◆ **What you will do**
Copy all lines in which the word "your" can be found.

--- Start Excerpted records ---

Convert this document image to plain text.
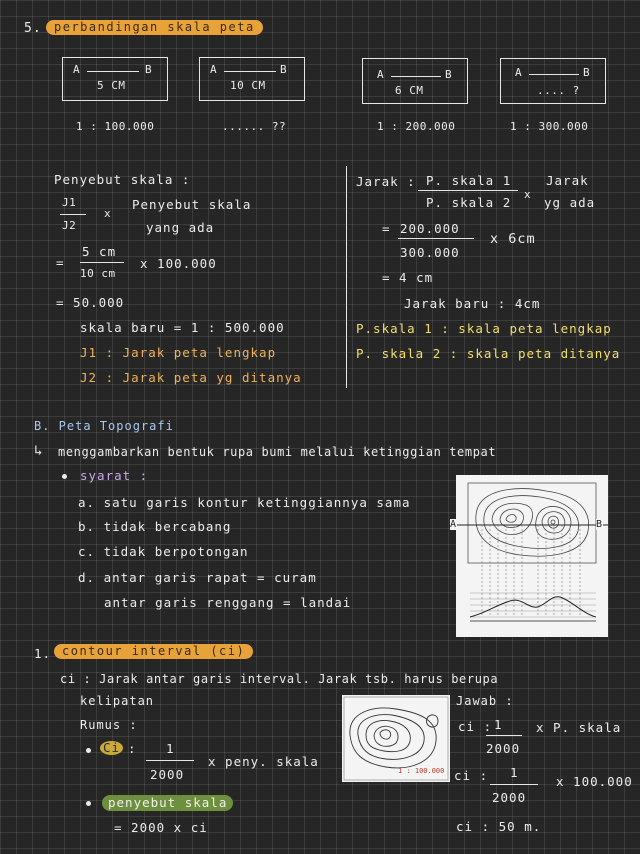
5.	perbandingan skala peta
A	B
5 CM
A	B
10 CM
A	B
6 CM
A	B
.... ?
1 : 100.000	...... ??	1 : 200.000	1 : 300.000
Penyebut skala :
J1
J2
x
Penyebut skala
yang ada
=
5 cm
10 cm
x 100.000
= 50.000
skala baru = 1 : 500.000
J1 : Jarak peta lengkap
J2 : Jarak peta yg ditanya
Jarak : P. skala 1
P. skala 2
x
Jarak
yg ada
= 200.000
300.000
x 6cm
= 4 cm
Jarak baru : 4cm
P.skala 1 : skala peta lengkap
P. skala 2 : skala peta ditanya
B. Peta Topografi
↳ menggambarkan bentuk rupa bumi melalui ketinggian tempat
syarat :
a. satu garis kontur ketinggiannya sama
b. tidak bercabang
c. tidak berpotongan
d. antar garis rapat = curam
antar garis renggang = landai
A	B
1. contour interval (ci)
ci : Jarak antar garis interval. Jarak tsb. harus berupa
kelipatan
Rumus :
Ci : 1
2000
x peny. skala
penyebut skala
= 2000 x ci
1 : 100.000
Jawab :
ci : 1
2000
x P. skala
ci : 1
2000
x 100.000
ci : 50 m.
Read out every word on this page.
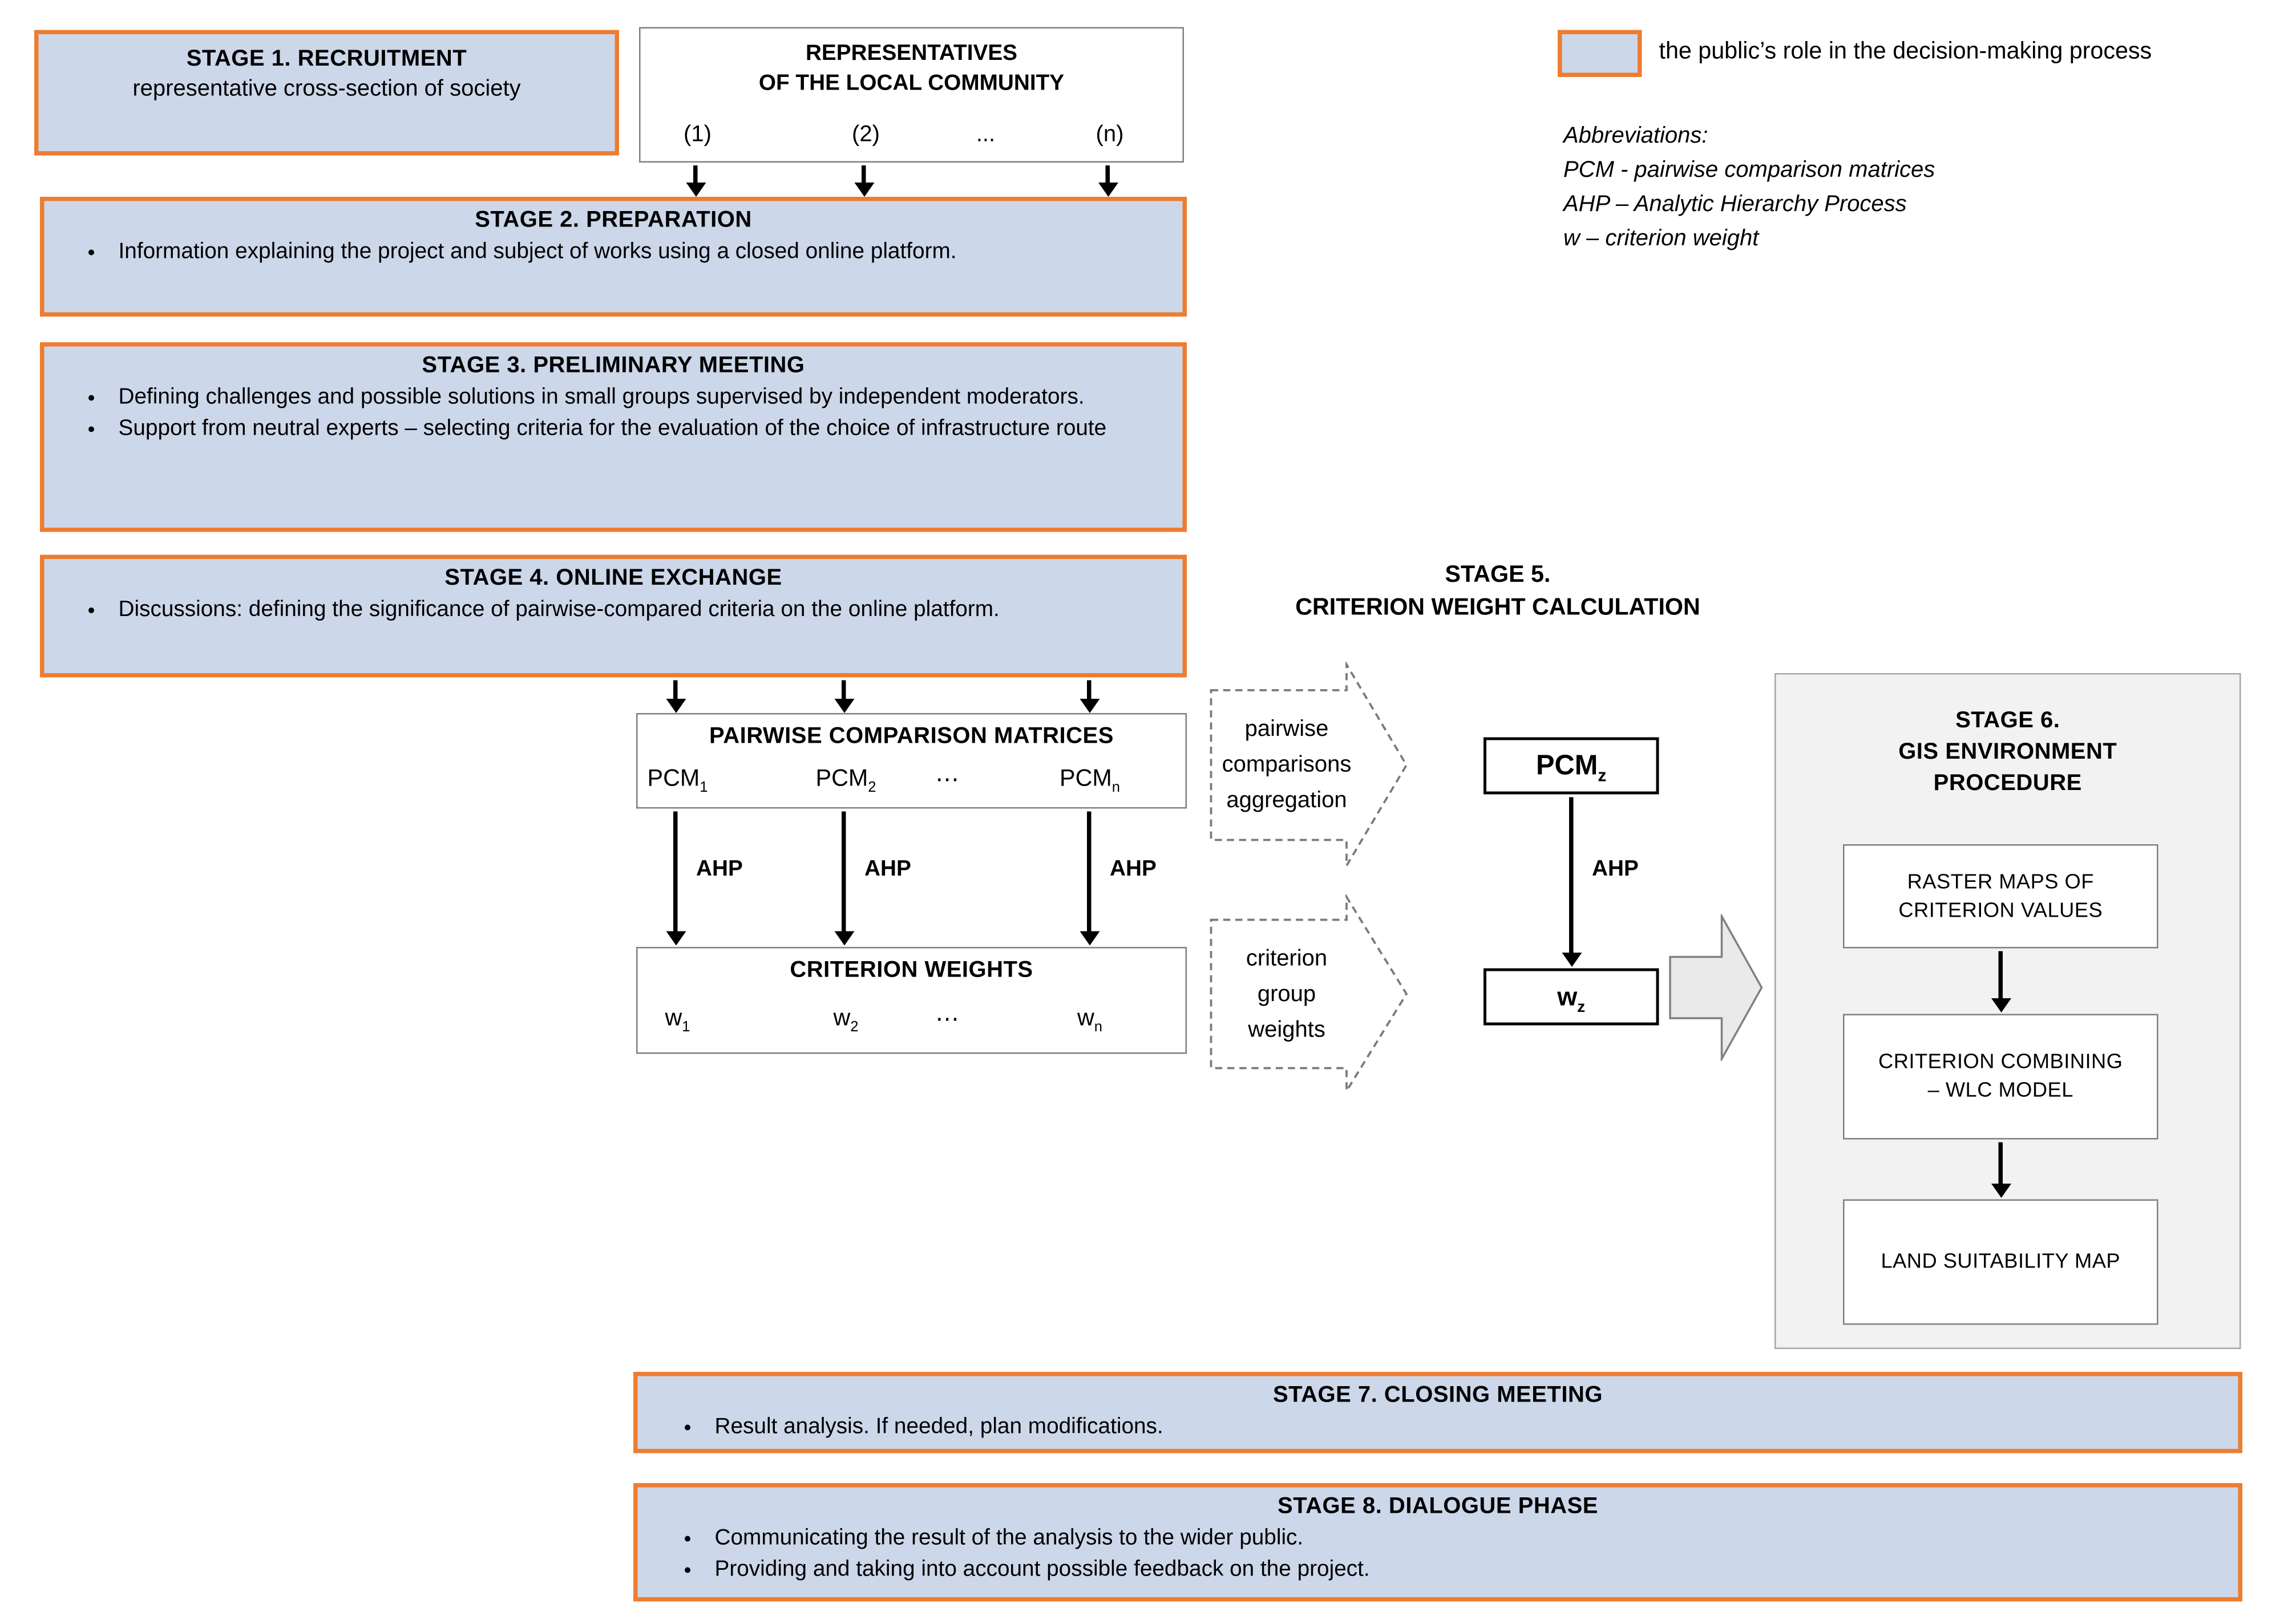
STAGE 1. RECRUITMENT
representative cross-section of society
REPRESENTATIVES
OF THE LOCAL COMMUNITY
(1)	(2)	...	(n)
the public’s role in the decision-making process
Abbreviations:
PCM - pairwise comparison matrices
AHP – Analytic Hierarchy Process
w – criterion weight
STAGE 2. PREPARATION
• Information explaining the project and subject of works using a closed online platform.
STAGE 3. PRELIMINARY MEETING
• Defining challenges and possible solutions in small groups supervised by independent moderators.
• Support from neutral experts – selecting criteria for the evaluation of the choice of infrastructure route
STAGE 4. ONLINE EXCHANGE
• Discussions: defining the significance of pairwise-compared criteria on the online platform.
STAGE 5.
CRITERION WEIGHT CALCULATION
PAIRWISE COMPARISON MATRICES
$PCM_1$	$PCM_2$	⋯	$PCM_n$
AHP	AHP	AHP
CRITERION WEIGHTS
$w_1$	$w_2$	⋯	$w_n$
pairwise
comparisons
aggregation
criterion
group
weights
$PCM_z$
AHP
$w_z$
STAGE 6.
GIS ENVIRONMENT
PROCEDURE
RASTER MAPS OF
CRITERION VALUES
CRITERION COMBINING
– WLC MODEL
LAND SUITABILITY MAP
STAGE 7. CLOSING MEETING
• Result analysis. If needed, plan modifications.
STAGE 8. DIALOGUE PHASE
• Communicating the result of the analysis to the wider public.
• Providing and taking into account possible feedback on the project.
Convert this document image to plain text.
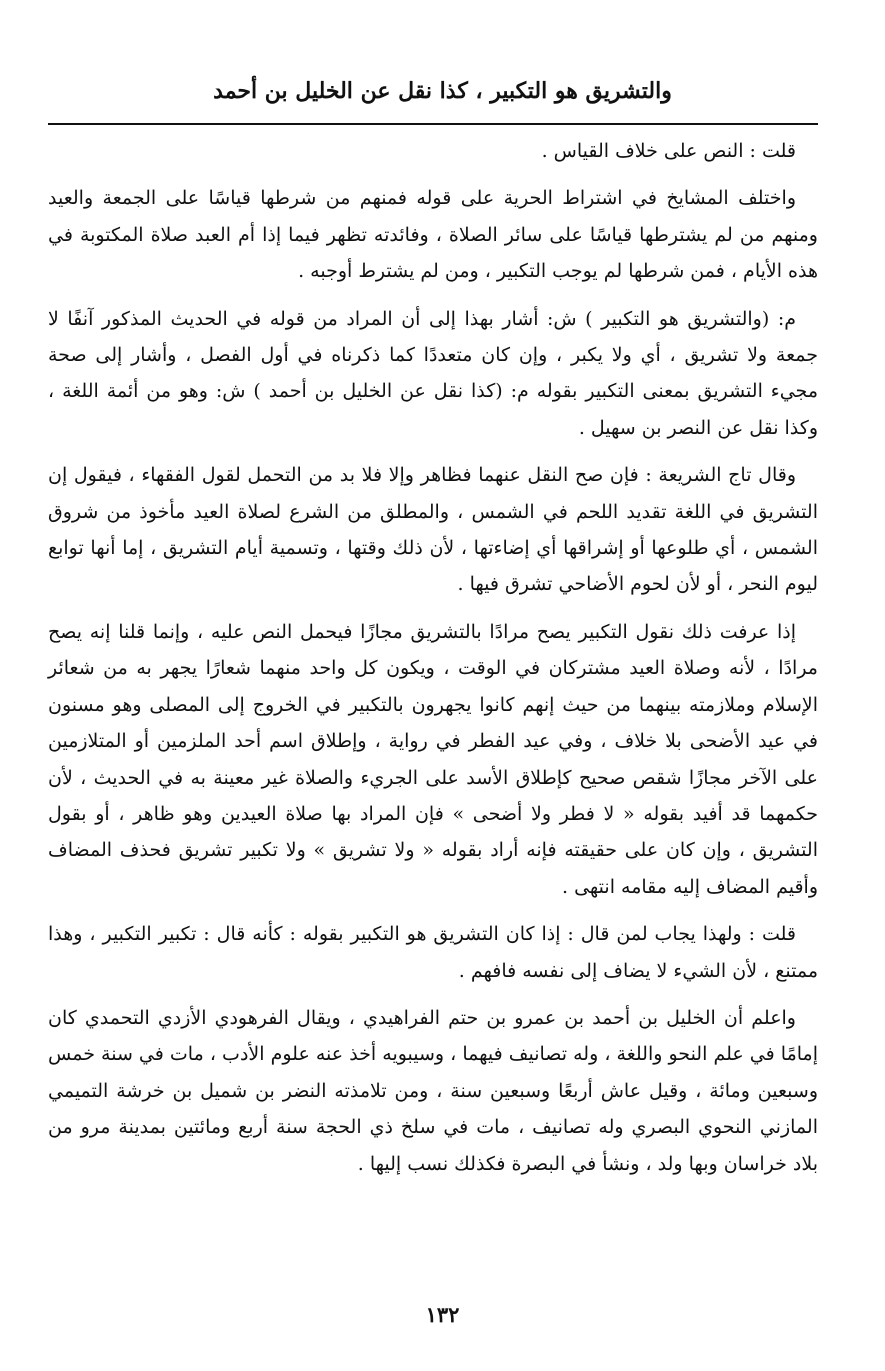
والتشريق هو التكبير ، كذا نقل عن الخليل بن أحمد

قلت : النص على خلاف القياس .

واختلف المشايخ في اشتراط الحرية على قوله فمنهم من شرطها قياسًا على الجمعة والعيد ومنهم من لم يشترطها قياسًا على سائر الصلاة ، وفائدته تظهر فيما إذا أم العبد صلاة المكتوبة في هذه الأيام ، فمن شرطها لم يوجب التكبير ، ومن لم يشترط أوجبه .

م: (والتشريق هو التكبير ) ش: أشار بهذا إلى أن المراد من قوله في الحديث المذكور آنفًا لا جمعة ولا تشريق ، أي ولا يكبر ، وإن كان متعددًا كما ذكرناه في أول الفصل ، وأشار إلى صحة مجيء التشريق بمعنى التكبير بقوله م: (كذا نقل عن الخليل بن أحمد ) ش: وهو من أئمة اللغة ، وكذا نقل عن النصر بن سهيل .

وقال تاج الشريعة : فإن صح النقل عنهما فظاهر وإلا فلا بد من التحمل لقول الفقهاء ، فيقول إن التشريق في اللغة تقديد اللحم في الشمس ، والمطلق من الشرع لصلاة العيد مأخوذ من شروق الشمس ، أي طلوعها أو إشراقها أي إضاءتها ، لأن ذلك وقتها ، وتسمية أيام التشريق ، إما أنها توابع ليوم النحر ، أو لأن لحوم الأضاحي تشرق فيها .

إذا عرفت ذلك نقول التكبير يصح مرادًا بالتشريق مجازًا فيحمل النص عليه ، وإنما قلنا إنه يصح مرادًا ، لأنه وصلاة العيد مشتركان في الوقت ، ويكون كل واحد منهما شعارًا يجهر به من شعائر الإسلام وملازمته بينهما من حيث إنهم كانوا يجهرون بالتكبير في الخروج إلى المصلى وهو مسنون في عيد الأضحى بلا خلاف ، وفي عيد الفطر في رواية ، وإطلاق اسم أحد الملزمين أو المتلازمين على الآخر مجازًا شقص صحيح كإطلاق الأسد على الجريء والصلاة غير معينة به في الحديث ، لأن حكمهما قد أفيد بقوله « لا فطر ولا أضحى » فإن المراد بها صلاة العيدين وهو ظاهر ، أو بقول التشريق ، وإن كان على حقيقته فإنه أراد بقوله « ولا تشريق » ولا تكبير تشريق فحذف المضاف وأقيم المضاف إليه مقامه انتهى .

قلت : ولهذا يجاب لمن قال : إذا كان التشريق هو التكبير بقوله : كأنه قال : تكبير التكبير ، وهذا ممتنع ، لأن الشيء لا يضاف إلى نفسه فافهم .

واعلم أن الخليل بن أحمد بن عمرو بن حتم الفراهيدي ، ويقال الفرهودي الأزدي التحمدي كان إمامًا في علم النحو واللغة ، وله تصانيف فيهما ، وسيبويه أخذ عنه علوم الأدب ، مات في سنة خمس وسبعين ومائة ، وقيل عاش أربعًا وسبعين سنة ، ومن تلامذته النضر بن شميل بن خرشة التميمي المازني النحوي البصري وله تصانيف ، مات في سلخ ذي الحجة سنة أربع ومائتين بمدينة مرو من بلاد خراسان وبها ولد ، ونشأ في البصرة فكذلك نسب إليها .

١٣٢
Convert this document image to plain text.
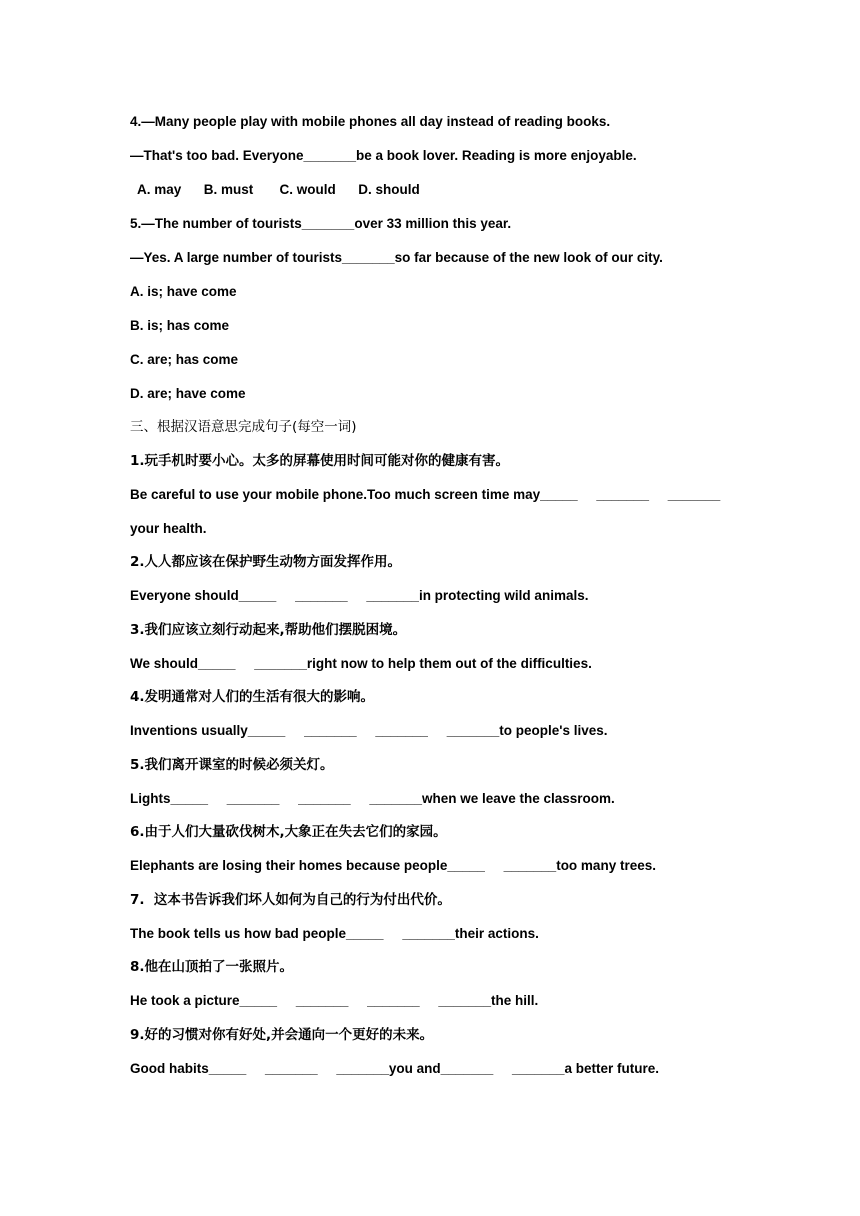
4.—Many people play with mobile phones all day instead of reading books.
—That's too bad. Everyone_______be a book lover. Reading is more enjoyable.
A. may      B. must       C. would      D. should
5.—The number of tourists_______over 33 million this year.
—Yes. A large number of tourists_______so far because of the new look of our city.
A. is; have come
B. is; has come
C. are; has come
D. are; have come
三、根据汉语意思完成句子(每空一词)
1.玩手机时要小心。太多的屏幕使用时间可能对你的健康有害。
Be careful to use your mobile phone.Too much screen time may_____     _______     _______
your health.
2.人人都应该在保护野生动物方面发挥作用。
Everyone should_____     _______     _______in protecting wild animals.
3.我们应该立刻行动起来,帮助他们摆脱困境。
We should_____     _______right now to help them out of the difficulties.
4.发明通常对人们的生活有很大的影响。
Inventions usually_____     _______     _______     _______to people's lives.
5.我们离开课室的时候必须关灯。
Lights_____     _______     _______     _______when we leave the classroom.
6.由于人们大量砍伐树木,大象正在失去它们的家园。
Elephants are losing their homes because people_____     _______too many trees.
7.  这本书告诉我们坏人如何为自己的行为付出代价。
The book tells us how bad people_____     _______their actions.
8.他在山顶拍了一张照片。
He took a picture_____     _______     _______     _______the hill.
9.好的习惯对你有好处,并会通向一个更好的未来。
Good habits_____     _______     _______you and_______     _______a better future.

--- End Excerpted records ---

◆ **Answer**
Be careful to use your mobile phone.Too much screen time may_____     _______     _______
your health.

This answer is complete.